• _TASK OBJECTIVE_: Filter these entries, keeping only lines that hold the word "Grâce".

• _EXTRACTED RECORDS_:
++++++++++

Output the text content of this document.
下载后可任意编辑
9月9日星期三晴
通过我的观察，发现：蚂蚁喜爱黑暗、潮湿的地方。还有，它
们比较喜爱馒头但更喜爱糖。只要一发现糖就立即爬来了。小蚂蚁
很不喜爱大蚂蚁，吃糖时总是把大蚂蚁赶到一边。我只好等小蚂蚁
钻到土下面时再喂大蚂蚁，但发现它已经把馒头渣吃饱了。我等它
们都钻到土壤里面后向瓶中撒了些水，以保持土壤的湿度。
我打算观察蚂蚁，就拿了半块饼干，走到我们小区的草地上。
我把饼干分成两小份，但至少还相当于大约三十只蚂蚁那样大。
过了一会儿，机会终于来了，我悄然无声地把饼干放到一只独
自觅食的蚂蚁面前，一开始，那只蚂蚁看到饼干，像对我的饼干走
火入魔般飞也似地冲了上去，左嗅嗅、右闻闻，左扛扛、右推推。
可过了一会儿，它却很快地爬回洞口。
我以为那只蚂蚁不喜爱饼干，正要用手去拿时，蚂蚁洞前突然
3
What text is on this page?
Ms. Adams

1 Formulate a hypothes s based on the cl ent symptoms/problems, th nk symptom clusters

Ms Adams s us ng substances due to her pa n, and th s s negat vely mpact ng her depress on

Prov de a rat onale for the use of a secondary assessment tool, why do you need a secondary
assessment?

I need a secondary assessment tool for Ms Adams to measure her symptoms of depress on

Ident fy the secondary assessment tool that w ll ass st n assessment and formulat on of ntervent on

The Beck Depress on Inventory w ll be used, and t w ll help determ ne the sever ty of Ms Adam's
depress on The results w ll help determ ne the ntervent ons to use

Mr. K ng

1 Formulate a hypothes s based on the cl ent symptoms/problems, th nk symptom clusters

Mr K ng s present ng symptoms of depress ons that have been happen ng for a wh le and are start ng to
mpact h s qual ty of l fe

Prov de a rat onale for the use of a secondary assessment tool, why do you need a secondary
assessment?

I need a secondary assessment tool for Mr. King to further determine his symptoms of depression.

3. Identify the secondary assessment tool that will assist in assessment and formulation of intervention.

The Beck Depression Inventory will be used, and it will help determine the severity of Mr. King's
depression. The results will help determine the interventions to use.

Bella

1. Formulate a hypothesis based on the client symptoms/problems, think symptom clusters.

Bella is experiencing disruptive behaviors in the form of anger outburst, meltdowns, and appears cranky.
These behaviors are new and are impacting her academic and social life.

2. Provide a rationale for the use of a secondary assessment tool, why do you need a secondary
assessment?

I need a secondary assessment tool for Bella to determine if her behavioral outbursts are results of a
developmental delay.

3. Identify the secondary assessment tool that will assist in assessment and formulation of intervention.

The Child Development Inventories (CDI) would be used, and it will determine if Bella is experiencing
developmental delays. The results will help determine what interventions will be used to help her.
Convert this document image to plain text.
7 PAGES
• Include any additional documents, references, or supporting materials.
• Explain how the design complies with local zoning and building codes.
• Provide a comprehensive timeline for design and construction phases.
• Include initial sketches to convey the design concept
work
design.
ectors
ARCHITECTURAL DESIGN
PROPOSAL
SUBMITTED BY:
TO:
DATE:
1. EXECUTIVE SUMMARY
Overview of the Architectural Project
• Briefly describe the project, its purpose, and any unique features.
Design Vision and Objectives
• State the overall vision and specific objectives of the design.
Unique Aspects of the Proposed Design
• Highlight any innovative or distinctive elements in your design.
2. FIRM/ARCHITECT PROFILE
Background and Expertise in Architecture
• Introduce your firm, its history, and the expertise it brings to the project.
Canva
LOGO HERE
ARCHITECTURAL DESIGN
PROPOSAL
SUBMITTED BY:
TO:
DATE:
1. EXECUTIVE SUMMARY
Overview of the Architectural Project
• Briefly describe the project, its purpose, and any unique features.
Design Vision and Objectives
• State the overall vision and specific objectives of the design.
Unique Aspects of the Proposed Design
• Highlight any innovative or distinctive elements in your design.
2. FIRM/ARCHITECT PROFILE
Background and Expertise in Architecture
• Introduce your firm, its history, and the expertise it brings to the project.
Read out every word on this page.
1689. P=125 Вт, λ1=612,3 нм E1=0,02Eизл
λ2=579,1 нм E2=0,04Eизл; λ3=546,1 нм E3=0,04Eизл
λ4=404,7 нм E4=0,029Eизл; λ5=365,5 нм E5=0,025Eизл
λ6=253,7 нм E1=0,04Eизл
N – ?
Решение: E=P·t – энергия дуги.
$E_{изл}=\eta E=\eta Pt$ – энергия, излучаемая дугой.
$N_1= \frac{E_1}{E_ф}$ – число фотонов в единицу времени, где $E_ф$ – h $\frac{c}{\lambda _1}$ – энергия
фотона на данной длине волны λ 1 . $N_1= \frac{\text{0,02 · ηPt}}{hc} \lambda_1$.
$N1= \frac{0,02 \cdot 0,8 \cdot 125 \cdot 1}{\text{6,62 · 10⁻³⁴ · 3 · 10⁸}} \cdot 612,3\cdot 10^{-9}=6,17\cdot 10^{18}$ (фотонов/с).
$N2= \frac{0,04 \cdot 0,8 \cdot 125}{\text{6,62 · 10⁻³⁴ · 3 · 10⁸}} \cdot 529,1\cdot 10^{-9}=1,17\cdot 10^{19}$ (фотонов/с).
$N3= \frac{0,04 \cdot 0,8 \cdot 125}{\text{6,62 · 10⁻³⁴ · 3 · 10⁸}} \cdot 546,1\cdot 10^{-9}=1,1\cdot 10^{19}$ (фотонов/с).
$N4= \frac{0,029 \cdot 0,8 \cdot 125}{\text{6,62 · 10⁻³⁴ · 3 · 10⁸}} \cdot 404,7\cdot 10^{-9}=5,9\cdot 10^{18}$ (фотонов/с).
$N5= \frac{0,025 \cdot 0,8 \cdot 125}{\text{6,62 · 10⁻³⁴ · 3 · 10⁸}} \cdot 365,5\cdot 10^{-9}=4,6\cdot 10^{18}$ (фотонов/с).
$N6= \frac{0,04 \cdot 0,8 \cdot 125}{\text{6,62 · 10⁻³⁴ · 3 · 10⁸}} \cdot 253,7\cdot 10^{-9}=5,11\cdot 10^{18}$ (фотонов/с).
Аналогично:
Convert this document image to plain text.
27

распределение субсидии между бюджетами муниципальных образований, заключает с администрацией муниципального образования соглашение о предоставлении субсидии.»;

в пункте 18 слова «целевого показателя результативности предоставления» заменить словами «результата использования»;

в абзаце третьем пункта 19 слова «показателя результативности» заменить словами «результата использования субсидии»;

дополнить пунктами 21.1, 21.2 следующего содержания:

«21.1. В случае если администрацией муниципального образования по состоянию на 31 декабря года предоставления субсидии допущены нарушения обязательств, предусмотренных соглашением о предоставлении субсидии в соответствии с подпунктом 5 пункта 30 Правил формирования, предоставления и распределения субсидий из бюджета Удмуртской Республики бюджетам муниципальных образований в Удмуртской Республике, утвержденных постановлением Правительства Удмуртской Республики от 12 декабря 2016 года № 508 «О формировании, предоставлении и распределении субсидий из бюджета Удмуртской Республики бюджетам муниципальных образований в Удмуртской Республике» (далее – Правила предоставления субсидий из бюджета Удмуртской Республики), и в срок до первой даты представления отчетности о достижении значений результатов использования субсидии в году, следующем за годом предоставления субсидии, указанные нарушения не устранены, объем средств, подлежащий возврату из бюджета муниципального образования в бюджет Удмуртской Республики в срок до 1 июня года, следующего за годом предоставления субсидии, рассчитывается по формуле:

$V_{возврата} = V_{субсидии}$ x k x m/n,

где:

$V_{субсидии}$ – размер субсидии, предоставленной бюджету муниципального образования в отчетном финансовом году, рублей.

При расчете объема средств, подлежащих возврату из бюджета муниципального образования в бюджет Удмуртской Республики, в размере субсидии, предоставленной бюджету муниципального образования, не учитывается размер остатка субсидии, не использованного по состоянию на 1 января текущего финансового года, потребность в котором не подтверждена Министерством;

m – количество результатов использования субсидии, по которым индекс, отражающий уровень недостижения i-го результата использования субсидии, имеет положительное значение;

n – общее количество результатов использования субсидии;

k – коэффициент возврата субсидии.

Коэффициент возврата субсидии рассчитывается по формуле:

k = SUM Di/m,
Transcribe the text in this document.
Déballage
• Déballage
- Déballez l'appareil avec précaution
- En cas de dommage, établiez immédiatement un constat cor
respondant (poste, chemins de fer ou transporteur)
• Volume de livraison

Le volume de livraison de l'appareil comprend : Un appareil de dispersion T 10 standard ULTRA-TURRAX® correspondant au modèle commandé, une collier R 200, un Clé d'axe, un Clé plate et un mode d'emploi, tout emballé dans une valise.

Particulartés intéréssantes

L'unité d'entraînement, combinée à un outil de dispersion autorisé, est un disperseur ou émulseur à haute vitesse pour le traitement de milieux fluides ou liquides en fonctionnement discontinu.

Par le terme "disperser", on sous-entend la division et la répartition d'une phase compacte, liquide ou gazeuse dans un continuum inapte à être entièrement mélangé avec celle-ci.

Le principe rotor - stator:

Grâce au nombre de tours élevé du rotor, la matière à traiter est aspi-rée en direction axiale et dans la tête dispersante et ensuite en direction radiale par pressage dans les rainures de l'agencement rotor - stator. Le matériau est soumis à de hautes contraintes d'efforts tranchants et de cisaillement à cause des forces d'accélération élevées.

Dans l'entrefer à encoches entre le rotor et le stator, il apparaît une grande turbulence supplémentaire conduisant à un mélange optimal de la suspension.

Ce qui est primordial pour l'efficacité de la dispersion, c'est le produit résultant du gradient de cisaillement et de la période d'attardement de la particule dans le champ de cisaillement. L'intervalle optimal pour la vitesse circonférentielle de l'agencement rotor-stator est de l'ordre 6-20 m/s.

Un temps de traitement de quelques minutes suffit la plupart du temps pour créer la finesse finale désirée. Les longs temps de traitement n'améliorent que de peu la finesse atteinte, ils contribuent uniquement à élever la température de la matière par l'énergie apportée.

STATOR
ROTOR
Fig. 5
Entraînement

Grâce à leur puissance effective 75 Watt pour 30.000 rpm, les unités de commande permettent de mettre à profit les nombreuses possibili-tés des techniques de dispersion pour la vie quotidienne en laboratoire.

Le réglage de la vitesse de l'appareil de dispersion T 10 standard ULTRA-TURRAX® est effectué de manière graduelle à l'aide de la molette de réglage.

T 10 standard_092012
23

++++++++++

• _RESPONSE TO THIS EXERCISE_:
Grâce au nombre de tours élevé du rotor, la matière à traiter est aspi-rée en direction axiale et dans la tête dispersante et ensuite en direction radiale par pressage dans les rainures de l'agencement rotor - stator. Le matériau est soumis à de hautes contraintes d'efforts tranchants et de cisaillement à cause des forces d'accélération élevées.
Grâce à leur puissance effective 75 Watt pour 30.000 rpm, les unités de commande permettent de mettre à profit les nombreuses possibili-tés des techniques de dispersion pour la vie quotidienne en laboratoire.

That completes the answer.